[SET PROBLEM] Copy all of the records below verbatim.
↓
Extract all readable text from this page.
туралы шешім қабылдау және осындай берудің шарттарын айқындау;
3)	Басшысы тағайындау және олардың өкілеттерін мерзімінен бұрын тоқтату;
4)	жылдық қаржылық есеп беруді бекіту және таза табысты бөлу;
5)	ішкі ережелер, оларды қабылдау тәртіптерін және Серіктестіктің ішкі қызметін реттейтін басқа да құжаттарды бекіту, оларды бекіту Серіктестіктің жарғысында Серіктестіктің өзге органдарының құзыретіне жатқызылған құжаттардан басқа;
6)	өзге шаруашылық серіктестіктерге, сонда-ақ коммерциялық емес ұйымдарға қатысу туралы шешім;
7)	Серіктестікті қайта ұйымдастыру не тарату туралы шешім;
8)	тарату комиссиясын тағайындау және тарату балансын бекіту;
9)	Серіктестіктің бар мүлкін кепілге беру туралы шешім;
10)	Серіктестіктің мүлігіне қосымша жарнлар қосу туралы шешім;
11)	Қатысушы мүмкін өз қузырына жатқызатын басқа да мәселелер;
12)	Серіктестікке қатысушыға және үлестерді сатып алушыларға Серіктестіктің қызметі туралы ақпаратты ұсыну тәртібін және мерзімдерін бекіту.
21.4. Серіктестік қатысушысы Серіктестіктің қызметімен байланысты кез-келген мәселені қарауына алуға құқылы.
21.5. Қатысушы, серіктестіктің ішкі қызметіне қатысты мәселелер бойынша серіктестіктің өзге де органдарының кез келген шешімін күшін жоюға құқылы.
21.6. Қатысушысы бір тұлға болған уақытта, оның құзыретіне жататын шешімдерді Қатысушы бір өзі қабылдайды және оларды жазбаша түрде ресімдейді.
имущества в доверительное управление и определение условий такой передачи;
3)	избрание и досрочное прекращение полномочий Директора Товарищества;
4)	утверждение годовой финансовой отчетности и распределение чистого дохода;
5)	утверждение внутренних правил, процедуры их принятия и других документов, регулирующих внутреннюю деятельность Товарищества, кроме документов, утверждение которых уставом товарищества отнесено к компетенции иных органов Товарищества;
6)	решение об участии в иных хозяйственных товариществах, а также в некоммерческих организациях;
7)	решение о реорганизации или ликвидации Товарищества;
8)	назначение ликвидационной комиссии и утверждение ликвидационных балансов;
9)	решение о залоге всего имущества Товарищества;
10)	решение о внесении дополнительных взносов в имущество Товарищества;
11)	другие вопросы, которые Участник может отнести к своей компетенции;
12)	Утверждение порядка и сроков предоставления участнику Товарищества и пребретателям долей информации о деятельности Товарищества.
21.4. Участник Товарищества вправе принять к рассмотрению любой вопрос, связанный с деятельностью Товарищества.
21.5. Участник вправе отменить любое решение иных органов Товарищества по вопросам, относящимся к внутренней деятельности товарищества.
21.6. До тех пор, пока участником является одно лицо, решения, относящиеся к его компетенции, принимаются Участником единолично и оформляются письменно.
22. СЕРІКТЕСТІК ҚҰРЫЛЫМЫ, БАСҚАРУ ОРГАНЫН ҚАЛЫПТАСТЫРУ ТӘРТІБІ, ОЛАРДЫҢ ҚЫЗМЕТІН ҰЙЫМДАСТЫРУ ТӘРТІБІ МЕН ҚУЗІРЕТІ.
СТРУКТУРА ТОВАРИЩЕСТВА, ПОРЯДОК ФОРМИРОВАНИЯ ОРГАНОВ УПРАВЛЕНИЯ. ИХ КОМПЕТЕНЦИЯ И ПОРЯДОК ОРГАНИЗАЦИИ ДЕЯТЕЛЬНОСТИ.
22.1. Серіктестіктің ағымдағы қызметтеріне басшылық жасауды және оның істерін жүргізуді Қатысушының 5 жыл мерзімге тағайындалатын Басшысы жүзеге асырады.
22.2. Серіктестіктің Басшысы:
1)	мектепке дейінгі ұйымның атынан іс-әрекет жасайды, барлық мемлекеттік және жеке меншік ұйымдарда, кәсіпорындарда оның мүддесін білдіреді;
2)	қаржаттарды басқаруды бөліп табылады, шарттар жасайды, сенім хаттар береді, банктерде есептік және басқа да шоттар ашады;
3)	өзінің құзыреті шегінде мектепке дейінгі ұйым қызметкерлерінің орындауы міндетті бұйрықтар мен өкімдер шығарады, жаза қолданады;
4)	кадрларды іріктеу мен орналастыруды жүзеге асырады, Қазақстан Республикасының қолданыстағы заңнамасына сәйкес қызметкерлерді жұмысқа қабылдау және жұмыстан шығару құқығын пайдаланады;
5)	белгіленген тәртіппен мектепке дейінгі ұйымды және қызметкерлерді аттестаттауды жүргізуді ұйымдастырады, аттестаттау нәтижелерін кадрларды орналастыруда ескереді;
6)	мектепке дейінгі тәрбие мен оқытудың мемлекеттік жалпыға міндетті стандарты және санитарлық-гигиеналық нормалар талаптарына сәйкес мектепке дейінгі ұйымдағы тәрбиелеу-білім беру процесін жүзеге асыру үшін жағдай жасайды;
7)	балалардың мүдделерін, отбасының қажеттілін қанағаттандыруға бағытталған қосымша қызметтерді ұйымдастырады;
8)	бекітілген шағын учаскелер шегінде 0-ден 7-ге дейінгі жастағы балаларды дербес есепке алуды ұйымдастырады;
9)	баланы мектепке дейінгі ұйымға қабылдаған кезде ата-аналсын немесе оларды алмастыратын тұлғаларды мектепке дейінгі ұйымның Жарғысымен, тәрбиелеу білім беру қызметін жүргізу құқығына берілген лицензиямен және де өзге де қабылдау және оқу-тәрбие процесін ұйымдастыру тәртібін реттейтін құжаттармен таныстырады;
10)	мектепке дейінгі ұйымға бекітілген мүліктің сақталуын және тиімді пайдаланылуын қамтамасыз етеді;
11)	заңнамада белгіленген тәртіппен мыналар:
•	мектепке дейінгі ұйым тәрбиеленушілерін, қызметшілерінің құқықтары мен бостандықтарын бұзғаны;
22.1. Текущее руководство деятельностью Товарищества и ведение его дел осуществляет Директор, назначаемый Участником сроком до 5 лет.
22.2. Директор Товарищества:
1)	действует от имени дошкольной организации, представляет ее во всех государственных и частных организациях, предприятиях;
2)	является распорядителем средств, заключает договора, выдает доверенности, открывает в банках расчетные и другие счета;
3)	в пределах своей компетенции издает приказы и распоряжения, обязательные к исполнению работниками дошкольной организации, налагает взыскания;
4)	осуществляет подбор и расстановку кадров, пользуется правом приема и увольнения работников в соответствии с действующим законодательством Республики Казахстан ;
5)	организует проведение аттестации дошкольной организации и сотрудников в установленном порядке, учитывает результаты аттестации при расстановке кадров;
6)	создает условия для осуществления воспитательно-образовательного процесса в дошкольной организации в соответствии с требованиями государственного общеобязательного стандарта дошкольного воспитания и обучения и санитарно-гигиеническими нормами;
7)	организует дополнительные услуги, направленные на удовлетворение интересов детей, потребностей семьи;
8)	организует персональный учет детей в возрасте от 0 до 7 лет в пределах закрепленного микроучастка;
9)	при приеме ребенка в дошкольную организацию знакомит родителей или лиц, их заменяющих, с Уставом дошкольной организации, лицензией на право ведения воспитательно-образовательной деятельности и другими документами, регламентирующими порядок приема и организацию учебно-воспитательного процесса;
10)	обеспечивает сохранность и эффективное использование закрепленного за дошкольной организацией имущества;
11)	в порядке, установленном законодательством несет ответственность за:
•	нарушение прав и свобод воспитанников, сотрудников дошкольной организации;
↑
[TASK RESULT]
Extract all readable text from this page.
туралы шешім қабылдау және осындай берудің шарттарын айқындау;
3)	Басшысы тағайындау және олардың өкілеттерін мерзімінен бұрын тоқтату;
4)	жылдық қаржылық есеп беруді бекіту және таза табысты бөлу;
5)	ішкі ережелер, оларды қабылдау тәртіптерін және Серіктестіктің ішкі қызметін реттейтін басқа да құжаттарды бекіту, оларды бекіту Серіктестіктің жарғысында Серіктестіктің өзге органдарының құзыретіне жатқызылған құжаттардан басқа;
6)	өзге шаруашылық серіктестіктерге, сонда-ақ коммерциялық емес ұйымдарға қатысу туралы шешім;
7)	Серіктестікті қайта ұйымдастыру не тарату туралы шешім;
8)	тарату комиссиясын тағайындау және тарату балансын бекіту;
9)	Серіктестіктің бар мүлкін кепілге беру туралы шешім;
10)	Серіктестіктің мүлігіне қосымша жарнлар қосу туралы шешім;
11)	Қатысушы мүмкін өз қузырына жатқызатын басқа да мәселелер;
12)	Серіктестікке қатысушыға және үлестерді сатып алушыларға Серіктестіктің қызметі туралы ақпаратты ұсыну тәртібін және мерзімдерін бекіту.
21.4. Серіктестік қатысушысы Серіктестіктің қызметімен байланысты кез-келген мәселені қарауына алуға құқылы.
21.5. Қатысушы, серіктестіктің ішкі қызметіне қатысты мәселелер бойынша серіктестіктің өзге де органдарының кез келген шешімін күшін жоюға құқылы.
21.6. Қатысушысы бір тұлға болған уақытта, оның құзыретіне жататын шешімдерді Қатысушы бір өзі қабылдайды және оларды жазбаша түрде ресімдейді.
имущества в доверительное управление и определение условий такой передачи;
3)	избрание и досрочное прекращение полномочий Директора Товарищества;
4)	утверждение годовой финансовой отчетности и распределение чистого дохода;
5)	утверждение внутренних правил, процедуры их принятия и других документов, регулирующих внутреннюю деятельность Товарищества, кроме документов, утверждение которых уставом товарищества отнесено к компетенции иных органов Товарищества;
6)	решение об участии в иных хозяйственных товариществах, а также в некоммерческих организациях;
7)	решение о реорганизации или ликвидации Товарищества;
8)	назначение ликвидационной комиссии и утверждение ликвидационных балансов;
9)	решение о залоге всего имущества Товарищества;
10)	решение о внесении дополнительных взносов в имущество Товарищества;
11)	другие вопросы, которые Участник может отнести к своей компетенции;
12)	Утверждение порядка и сроков предоставления участнику Товарищества и пребретателям долей информации о деятельности Товарищества.
21.4. Участник Товарищества вправе принять к рассмотрению любой вопрос, связанный с деятельностью Товарищества.
21.5. Участник вправе отменить любое решение иных органов Товарищества по вопросам, относящимся к внутренней деятельности товарищества.
21.6. До тех пор, пока участником является одно лицо, решения, относящиеся к его компетенции, принимаются Участником единолично и оформляются письменно.
22. СЕРІКТЕСТІК ҚҰРЫЛЫМЫ, БАСҚАРУ ОРГАНЫН ҚАЛЫПТАСТЫРУ ТӘРТІБІ, ОЛАРДЫҢ ҚЫЗМЕТІН ҰЙЫМДАСТЫРУ ТӘРТІБІ МЕН ҚУЗІРЕТІ.
СТРУКТУРА ТОВАРИЩЕСТВА, ПОРЯДОК ФОРМИРОВАНИЯ ОРГАНОВ УПРАВЛЕНИЯ. ИХ КОМПЕТЕНЦИЯ И ПОРЯДОК ОРГАНИЗАЦИИ ДЕЯТЕЛЬНОСТИ.
22.1. Серіктестіктің ағымдағы қызметтеріне басшылық жасауды және оның істерін жүргізуді Қатысушының 5 жыл мерзімге тағайындалатын Басшысы жүзеге асырады.
22.2. Серіктестіктің Басшысы:
1)	мектепке дейінгі ұйымның атынан іс-әрекет жасайды, барлық мемлекеттік және жеке меншік ұйымдарда, кәсіпорындарда оның мүддесін білдіреді;
2)	қаржаттарды басқаруды бөліп табылады, шарттар жасайды, сенім хаттар береді, банктерде есептік және басқа да шоттар ашады;
3)	өзінің құзыреті шегінде мектепке дейінгі ұйым қызметкерлерінің орындауы міндетті бұйрықтар мен өкімдер шығарады, жаза қолданады;
4)	кадрларды іріктеу мен орналастыруды жүзеге асырады, Қазақстан Республикасының қолданыстағы заңнамасына сәйкес қызметкерлерді жұмысқа қабылдау және жұмыстан шығару құқығын пайдаланады;
5)	белгіленген тәртіппен мектепке дейінгі ұйымды және қызметкерлерді аттестаттауды жүргізуді ұйымдастырады, аттестаттау нәтижелерін кадрларды орналастыруда ескереді;
6)	мектепке дейінгі тәрбие мен оқытудың мемлекеттік жалпыға міндетті стандарты және санитарлық-гигиеналық нормалар талаптарына сәйкес мектепке дейінгі ұйымдағы тәрбиелеу-білім беру процесін жүзеге асыру үшін жағдай жасайды;
7)	балалардың мүдделерін, отбасының қажеттілін қанағаттандыруға бағытталған қосымша қызметтерді ұйымдастырады;
8)	бекітілген шағын учаскелер шегінде 0-ден 7-ге дейінгі жастағы балаларды дербес есепке алуды ұйымдастырады;
9)	баланы мектепке дейінгі ұйымға қабылдаған кезде ата-аналсын немесе оларды алмастыратын тұлғаларды мектепке дейінгі ұйымның Жарғысымен, тәрбиелеу білім беру қызметін жүргізу құқығына берілген лицензиямен және де өзге де қабылдау және оқу-тәрбие процесін ұйымдастыру тәртібін реттейтін құжаттармен таныстырады;
10)	мектепке дейінгі ұйымға бекітілген мүліктің сақталуын және тиімді пайдаланылуын қамтамасыз етеді;
11)	заңнамада белгіленген тәртіппен мыналар:
•	мектепке дейінгі ұйым тәрбиеленушілерін, қызметшілерінің құқықтары мен бостандықтарын бұзғаны;
22.1. Текущее руководство деятельностью Товарищества и ведение его дел осуществляет Директор, назначаемый Участником сроком до 5 лет.
22.2. Директор Товарищества:
1)	действует от имени дошкольной организации, представляет ее во всех государственных и частных организациях, предприятиях;
2)	является распорядителем средств, заключает договора, выдает доверенности, открывает в банках расчетные и другие счета;
3)	в пределах своей компетенции издает приказы и распоряжения, обязательные к исполнению работниками дошкольной организации, налагает взыскания;
4)	осуществляет подбор и расстановку кадров, пользуется правом приема и увольнения работников в соответствии с действующим законодательством Республики Казахстан ;
5)	организует проведение аттестации дошкольной организации и сотрудников в установленном порядке, учитывает результаты аттестации при расстановке кадров;
6)	создает условия для осуществления воспитательно-образовательного процесса в дошкольной организации в соответствии с требованиями государственного общеобязательного стандарта дошкольного воспитания и обучения и санитарно-гигиеническими нормами;
7)	организует дополнительные услуги, направленные на удовлетворение интересов детей, потребностей семьи;
8)	организует персональный учет детей в возрасте от 0 до 7 лет в пределах закрепленного микроучастка;
9)	при приеме ребенка в дошкольную организацию знакомит родителей или лиц, их заменяющих, с Уставом дошкольной организации, лицензией на право ведения воспитательно-образовательной деятельности и другими документами, регламентирующими порядок приема и организацию учебно-воспитательного процесса;
10)	обеспечивает сохранность и эффективное использование закрепленного за дошкольной организацией имущества;
11)	в порядке, установленном законодательством несет ответственность за:
•	нарушение прав и свобод воспитанников, сотрудников дошкольной организации;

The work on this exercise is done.